#### Raw data ####
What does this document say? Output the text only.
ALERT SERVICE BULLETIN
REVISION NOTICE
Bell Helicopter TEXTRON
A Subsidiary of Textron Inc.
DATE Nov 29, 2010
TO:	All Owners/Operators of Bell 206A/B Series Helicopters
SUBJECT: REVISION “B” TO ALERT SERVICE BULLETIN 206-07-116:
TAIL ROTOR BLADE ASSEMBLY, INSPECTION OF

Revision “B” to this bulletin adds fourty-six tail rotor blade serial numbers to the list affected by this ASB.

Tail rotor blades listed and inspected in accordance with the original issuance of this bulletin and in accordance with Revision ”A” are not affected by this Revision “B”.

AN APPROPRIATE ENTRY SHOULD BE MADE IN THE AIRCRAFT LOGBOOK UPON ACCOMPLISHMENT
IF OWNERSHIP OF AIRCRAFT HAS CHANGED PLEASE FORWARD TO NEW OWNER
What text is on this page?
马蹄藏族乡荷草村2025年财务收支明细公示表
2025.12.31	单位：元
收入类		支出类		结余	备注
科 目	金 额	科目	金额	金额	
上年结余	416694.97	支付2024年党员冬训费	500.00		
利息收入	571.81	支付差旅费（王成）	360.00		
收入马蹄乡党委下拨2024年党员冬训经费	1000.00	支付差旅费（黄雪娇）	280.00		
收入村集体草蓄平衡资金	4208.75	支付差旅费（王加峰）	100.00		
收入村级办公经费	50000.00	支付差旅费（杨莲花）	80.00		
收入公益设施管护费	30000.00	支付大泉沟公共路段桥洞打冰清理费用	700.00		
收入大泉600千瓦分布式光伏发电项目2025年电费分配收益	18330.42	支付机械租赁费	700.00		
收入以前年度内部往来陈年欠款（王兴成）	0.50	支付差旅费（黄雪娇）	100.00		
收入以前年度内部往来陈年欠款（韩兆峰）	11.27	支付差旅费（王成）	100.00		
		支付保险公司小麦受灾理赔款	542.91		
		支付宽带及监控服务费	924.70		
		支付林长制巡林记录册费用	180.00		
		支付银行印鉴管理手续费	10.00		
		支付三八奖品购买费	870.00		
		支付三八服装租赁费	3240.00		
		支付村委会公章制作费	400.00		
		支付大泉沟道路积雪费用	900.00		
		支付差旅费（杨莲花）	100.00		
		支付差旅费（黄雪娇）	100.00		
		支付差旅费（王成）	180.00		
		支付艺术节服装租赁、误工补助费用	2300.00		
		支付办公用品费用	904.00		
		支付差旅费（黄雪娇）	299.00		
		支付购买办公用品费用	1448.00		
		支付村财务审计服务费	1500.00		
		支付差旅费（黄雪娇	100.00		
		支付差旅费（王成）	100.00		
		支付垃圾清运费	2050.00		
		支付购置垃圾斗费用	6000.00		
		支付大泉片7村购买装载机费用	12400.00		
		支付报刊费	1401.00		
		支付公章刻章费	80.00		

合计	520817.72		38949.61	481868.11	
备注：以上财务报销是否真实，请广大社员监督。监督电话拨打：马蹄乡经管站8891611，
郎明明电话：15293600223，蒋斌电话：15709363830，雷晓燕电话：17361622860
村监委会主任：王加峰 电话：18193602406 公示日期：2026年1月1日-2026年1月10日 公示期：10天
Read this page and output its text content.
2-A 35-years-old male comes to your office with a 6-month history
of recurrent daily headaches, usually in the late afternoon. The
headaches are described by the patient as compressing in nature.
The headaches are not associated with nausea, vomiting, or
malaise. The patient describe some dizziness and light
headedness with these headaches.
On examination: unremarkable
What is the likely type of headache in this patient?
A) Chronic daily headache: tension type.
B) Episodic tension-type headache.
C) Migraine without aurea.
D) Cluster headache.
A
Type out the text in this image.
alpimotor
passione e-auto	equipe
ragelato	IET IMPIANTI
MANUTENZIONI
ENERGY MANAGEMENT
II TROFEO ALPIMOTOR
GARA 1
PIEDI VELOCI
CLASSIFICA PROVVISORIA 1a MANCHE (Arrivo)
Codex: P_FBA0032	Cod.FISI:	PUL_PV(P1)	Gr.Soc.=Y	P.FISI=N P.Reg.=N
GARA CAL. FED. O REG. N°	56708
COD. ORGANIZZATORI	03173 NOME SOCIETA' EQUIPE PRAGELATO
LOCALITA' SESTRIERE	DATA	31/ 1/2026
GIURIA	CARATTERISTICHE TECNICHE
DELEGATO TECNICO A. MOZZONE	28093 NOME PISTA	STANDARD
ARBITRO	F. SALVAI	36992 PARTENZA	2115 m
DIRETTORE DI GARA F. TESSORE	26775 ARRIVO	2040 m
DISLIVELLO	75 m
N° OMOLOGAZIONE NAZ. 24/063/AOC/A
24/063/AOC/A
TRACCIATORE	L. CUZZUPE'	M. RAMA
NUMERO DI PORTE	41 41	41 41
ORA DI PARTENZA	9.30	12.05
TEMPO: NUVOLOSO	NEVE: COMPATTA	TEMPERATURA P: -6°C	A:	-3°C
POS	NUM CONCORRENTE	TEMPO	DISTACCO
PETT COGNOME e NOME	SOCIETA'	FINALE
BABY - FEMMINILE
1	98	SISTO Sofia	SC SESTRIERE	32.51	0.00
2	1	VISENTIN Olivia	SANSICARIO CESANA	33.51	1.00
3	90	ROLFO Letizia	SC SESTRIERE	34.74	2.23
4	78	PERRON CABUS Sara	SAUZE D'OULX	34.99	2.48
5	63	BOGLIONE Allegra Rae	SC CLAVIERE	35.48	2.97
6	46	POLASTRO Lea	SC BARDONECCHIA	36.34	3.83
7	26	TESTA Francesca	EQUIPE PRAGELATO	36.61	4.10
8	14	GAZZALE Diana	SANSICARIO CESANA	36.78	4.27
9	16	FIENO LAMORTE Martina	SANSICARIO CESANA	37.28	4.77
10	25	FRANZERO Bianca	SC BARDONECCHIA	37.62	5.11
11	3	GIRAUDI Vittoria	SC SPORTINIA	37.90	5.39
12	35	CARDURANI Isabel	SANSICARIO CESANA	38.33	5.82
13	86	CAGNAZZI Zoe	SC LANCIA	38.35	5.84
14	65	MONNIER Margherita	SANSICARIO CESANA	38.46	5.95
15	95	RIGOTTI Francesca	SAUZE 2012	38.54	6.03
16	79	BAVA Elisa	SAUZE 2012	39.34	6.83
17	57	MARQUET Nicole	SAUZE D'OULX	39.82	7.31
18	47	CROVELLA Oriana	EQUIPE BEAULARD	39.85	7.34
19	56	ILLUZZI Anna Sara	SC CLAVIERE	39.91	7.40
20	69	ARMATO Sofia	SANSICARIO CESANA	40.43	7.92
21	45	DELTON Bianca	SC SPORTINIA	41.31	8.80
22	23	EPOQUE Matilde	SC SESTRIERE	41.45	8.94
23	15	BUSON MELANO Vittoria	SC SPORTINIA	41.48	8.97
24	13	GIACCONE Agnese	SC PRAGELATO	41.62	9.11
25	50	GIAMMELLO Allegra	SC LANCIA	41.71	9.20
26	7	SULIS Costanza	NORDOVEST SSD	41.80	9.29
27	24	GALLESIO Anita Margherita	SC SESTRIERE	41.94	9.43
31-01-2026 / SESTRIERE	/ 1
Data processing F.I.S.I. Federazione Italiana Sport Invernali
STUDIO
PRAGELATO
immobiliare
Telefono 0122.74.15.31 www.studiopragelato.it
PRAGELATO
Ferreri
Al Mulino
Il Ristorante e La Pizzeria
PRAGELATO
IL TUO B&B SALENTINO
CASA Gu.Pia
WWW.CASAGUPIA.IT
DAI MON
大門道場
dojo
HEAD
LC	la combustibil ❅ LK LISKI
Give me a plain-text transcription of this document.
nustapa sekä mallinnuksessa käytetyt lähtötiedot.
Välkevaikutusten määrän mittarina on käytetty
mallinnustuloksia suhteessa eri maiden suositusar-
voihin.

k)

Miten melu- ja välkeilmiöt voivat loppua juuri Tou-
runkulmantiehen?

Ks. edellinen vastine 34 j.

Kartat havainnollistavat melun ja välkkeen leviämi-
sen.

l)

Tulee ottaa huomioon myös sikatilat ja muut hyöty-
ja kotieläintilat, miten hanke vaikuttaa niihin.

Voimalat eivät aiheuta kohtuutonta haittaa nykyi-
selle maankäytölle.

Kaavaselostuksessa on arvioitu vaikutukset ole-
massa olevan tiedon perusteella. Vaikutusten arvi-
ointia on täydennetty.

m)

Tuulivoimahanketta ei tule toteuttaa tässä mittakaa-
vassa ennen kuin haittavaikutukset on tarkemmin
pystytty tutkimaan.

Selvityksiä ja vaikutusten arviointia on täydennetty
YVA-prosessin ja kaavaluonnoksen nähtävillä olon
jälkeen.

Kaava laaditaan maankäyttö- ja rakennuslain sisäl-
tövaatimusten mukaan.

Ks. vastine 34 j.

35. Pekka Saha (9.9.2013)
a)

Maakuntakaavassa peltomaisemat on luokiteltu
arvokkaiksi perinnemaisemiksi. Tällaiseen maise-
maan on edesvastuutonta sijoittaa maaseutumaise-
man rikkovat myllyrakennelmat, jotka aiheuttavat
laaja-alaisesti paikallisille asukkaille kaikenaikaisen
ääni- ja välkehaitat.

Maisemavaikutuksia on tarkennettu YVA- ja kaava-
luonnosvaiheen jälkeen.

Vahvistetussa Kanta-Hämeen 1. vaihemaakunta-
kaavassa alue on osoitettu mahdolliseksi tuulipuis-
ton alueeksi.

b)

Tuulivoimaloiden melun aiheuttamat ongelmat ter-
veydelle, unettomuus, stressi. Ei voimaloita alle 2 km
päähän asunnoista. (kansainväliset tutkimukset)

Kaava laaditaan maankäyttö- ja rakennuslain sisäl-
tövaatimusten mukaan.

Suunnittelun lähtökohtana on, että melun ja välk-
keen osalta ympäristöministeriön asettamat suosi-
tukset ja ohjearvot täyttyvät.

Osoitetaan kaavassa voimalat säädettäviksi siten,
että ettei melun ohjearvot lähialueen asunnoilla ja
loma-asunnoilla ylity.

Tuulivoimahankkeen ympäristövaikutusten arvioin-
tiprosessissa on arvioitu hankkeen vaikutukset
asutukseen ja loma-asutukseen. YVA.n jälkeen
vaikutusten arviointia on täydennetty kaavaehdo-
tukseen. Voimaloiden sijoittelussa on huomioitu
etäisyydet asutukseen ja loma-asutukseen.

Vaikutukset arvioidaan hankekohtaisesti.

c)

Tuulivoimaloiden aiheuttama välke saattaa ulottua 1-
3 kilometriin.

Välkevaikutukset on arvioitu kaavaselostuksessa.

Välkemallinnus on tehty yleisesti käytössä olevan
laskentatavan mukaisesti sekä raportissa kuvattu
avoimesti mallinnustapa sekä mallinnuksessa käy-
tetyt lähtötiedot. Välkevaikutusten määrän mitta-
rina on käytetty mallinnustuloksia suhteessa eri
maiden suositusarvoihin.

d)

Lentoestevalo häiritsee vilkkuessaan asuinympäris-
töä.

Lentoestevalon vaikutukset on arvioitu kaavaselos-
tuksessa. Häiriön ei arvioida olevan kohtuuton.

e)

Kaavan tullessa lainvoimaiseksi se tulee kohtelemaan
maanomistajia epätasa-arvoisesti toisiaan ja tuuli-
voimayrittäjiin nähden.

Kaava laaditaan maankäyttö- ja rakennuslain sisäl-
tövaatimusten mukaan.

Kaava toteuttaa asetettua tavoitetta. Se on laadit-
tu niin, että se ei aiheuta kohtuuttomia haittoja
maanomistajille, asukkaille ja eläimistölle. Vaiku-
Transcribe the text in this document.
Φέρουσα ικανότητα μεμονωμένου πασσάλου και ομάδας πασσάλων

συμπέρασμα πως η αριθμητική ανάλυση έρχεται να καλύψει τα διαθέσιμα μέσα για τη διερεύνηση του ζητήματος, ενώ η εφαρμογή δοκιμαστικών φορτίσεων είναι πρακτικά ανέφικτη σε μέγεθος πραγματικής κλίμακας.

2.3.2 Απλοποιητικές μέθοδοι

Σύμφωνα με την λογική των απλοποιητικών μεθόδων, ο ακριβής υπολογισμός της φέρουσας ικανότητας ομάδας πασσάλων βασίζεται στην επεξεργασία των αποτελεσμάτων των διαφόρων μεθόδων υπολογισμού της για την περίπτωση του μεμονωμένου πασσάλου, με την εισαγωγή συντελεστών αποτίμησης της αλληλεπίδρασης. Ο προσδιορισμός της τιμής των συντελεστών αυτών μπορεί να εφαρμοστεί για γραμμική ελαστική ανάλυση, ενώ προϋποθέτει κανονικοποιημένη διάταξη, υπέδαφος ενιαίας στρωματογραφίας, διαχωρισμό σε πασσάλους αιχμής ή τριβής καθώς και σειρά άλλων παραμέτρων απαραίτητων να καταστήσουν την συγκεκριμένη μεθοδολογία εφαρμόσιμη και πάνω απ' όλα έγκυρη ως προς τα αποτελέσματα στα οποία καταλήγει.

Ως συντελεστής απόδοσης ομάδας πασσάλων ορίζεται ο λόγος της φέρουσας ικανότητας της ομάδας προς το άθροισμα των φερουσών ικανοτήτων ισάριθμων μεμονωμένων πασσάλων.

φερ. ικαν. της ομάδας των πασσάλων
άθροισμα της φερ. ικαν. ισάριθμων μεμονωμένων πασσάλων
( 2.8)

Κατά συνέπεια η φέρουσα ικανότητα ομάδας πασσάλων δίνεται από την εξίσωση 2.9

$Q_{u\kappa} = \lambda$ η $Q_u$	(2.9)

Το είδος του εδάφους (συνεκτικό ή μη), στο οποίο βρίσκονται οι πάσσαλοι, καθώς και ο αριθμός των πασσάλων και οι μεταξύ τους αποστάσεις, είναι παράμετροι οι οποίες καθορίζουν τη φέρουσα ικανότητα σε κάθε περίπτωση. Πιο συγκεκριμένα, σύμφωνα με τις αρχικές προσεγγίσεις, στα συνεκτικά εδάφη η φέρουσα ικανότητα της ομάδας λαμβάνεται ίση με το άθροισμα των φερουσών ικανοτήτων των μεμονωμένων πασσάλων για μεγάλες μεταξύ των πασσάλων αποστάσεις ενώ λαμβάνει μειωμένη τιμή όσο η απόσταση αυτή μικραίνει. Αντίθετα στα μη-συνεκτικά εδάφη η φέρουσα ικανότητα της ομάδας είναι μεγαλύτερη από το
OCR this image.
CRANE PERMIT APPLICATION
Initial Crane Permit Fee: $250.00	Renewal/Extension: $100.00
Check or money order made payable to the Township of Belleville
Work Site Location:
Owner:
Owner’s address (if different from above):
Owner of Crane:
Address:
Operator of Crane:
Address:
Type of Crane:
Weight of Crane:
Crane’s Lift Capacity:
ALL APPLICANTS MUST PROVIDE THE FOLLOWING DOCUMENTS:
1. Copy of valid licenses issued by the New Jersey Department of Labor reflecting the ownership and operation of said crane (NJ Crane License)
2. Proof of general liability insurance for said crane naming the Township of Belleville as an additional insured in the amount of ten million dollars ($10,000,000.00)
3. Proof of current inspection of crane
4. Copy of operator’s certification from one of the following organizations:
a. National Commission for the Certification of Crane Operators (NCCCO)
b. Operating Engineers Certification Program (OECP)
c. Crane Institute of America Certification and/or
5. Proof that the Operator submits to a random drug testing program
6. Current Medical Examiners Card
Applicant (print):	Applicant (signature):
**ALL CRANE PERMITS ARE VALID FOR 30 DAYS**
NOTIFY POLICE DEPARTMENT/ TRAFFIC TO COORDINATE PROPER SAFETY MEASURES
####
Find each line that has the word "olevan", then copy it out.

massa olevan tiedon perusteella. Vaikutusten arvi-
Välkemallinnus on tehty yleisesti käytössä olevan
tuksessa. Häiriön ei arvioida olevan kohtuuton.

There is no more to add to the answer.